§ Data section:

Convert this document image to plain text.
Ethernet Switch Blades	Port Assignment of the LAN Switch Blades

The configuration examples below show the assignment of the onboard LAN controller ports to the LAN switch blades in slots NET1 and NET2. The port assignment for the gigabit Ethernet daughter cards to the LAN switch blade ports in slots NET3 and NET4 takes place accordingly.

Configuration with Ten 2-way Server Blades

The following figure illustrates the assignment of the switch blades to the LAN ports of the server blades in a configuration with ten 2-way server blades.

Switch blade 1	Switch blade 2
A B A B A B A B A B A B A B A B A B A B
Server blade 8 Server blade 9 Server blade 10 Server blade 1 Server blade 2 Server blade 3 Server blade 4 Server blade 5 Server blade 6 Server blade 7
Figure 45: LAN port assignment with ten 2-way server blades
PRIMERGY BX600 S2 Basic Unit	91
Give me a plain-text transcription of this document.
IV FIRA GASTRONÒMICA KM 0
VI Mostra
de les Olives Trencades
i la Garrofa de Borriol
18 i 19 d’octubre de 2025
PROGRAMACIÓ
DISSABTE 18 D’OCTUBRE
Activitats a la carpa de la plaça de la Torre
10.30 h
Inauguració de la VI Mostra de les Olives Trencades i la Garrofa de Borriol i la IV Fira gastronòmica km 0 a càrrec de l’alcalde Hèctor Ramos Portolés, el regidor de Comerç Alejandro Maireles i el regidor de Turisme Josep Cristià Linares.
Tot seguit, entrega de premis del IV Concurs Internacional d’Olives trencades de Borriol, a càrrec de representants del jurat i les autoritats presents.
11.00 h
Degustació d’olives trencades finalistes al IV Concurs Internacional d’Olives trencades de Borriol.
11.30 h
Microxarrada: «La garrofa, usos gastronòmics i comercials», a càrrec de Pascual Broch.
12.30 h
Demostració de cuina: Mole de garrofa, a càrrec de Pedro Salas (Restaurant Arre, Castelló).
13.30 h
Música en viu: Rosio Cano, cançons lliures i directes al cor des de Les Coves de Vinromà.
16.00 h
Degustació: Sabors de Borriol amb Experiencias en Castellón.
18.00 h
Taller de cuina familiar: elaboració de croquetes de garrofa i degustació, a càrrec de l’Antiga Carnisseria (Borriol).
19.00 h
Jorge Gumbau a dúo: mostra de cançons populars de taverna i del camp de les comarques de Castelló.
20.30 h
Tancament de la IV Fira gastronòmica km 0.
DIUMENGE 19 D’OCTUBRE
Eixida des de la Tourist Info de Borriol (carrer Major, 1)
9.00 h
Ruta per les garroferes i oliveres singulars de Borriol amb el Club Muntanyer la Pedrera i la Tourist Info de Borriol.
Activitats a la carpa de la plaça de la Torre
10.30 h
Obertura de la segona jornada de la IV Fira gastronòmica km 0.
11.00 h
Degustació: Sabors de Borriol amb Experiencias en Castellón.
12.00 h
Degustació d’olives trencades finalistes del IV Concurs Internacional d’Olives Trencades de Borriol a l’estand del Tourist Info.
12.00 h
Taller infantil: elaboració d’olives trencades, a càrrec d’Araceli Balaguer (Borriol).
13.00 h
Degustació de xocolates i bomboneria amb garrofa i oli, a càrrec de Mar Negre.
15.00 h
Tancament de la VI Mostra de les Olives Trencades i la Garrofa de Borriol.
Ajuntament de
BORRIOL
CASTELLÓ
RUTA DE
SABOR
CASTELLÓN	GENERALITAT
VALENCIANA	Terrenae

§ What you should do: Find each line holding the string "Taller" and copy it out.

§ Exercise result:
Taller de cuina familiar: elaboració de croquetes de garrofa i degustació, a càrrec de l’Antiga Carnisseria (Borriol).
Taller infantil: elaboració d’olives trencades, a càrrec d’Araceli Balaguer (Borriol).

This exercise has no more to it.